**OBJECTIVE**
Show every line below where "Gospodarczego" can be found.

* Begin DATA SUPPLIED *

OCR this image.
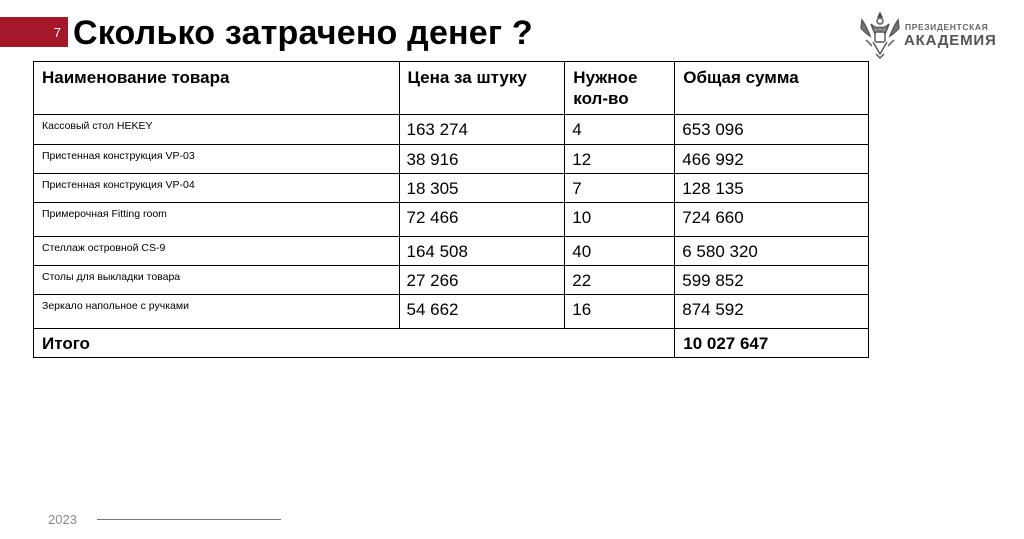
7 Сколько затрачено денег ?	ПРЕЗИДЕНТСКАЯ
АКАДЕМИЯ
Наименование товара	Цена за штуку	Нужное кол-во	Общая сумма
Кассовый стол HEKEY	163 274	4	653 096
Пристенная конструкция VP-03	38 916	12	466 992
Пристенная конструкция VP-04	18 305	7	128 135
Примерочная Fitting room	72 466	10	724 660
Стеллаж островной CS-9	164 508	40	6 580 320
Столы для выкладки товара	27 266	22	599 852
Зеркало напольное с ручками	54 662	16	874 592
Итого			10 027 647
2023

* End DATA SUPPLIED *
* Begin DATA SUPPLIED *

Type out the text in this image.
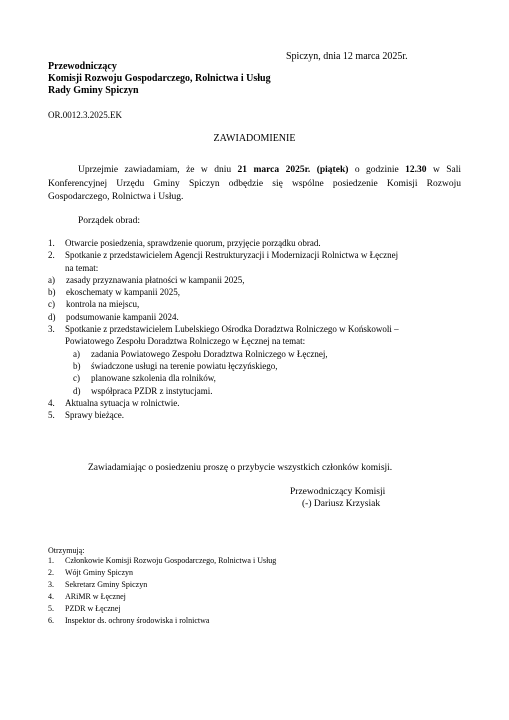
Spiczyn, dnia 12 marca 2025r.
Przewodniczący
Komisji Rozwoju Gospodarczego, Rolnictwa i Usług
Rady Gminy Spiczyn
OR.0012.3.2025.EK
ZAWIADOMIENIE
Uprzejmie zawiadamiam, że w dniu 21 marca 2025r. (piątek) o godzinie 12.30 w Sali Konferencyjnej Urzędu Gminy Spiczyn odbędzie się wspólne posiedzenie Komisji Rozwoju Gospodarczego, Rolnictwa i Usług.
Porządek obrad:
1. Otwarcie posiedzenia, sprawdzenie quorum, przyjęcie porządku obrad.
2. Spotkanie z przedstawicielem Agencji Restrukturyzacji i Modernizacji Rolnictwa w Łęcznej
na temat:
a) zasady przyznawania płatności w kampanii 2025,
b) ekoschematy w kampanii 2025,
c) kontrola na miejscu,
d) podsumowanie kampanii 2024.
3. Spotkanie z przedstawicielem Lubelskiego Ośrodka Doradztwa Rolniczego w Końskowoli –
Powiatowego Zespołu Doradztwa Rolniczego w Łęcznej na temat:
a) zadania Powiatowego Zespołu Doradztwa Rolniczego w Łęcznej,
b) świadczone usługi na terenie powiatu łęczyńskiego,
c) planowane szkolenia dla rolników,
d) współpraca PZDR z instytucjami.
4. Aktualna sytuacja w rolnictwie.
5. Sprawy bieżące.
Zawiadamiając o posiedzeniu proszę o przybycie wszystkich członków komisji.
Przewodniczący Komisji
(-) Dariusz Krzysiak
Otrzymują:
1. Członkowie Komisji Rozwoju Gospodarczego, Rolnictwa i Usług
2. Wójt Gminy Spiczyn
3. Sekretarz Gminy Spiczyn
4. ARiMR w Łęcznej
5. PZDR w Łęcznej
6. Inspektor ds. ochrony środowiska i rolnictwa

* End DATA SUPPLIED *

**TASK SOLUTION**
Komisji Rozwoju Gospodarczego, Rolnictwa i Usług
Uprzejmie zawiadamiam, że w dniu 21 marca 2025r. (piątek) o godzinie 12.30 w Sali Konferencyjnej Urzędu Gminy Spiczyn odbędzie się wspólne posiedzenie Komisji Rozwoju Gospodarczego, Rolnictwa i Usług.
1. Członkowie Komisji Rozwoju Gospodarczego, Rolnictwa i Usług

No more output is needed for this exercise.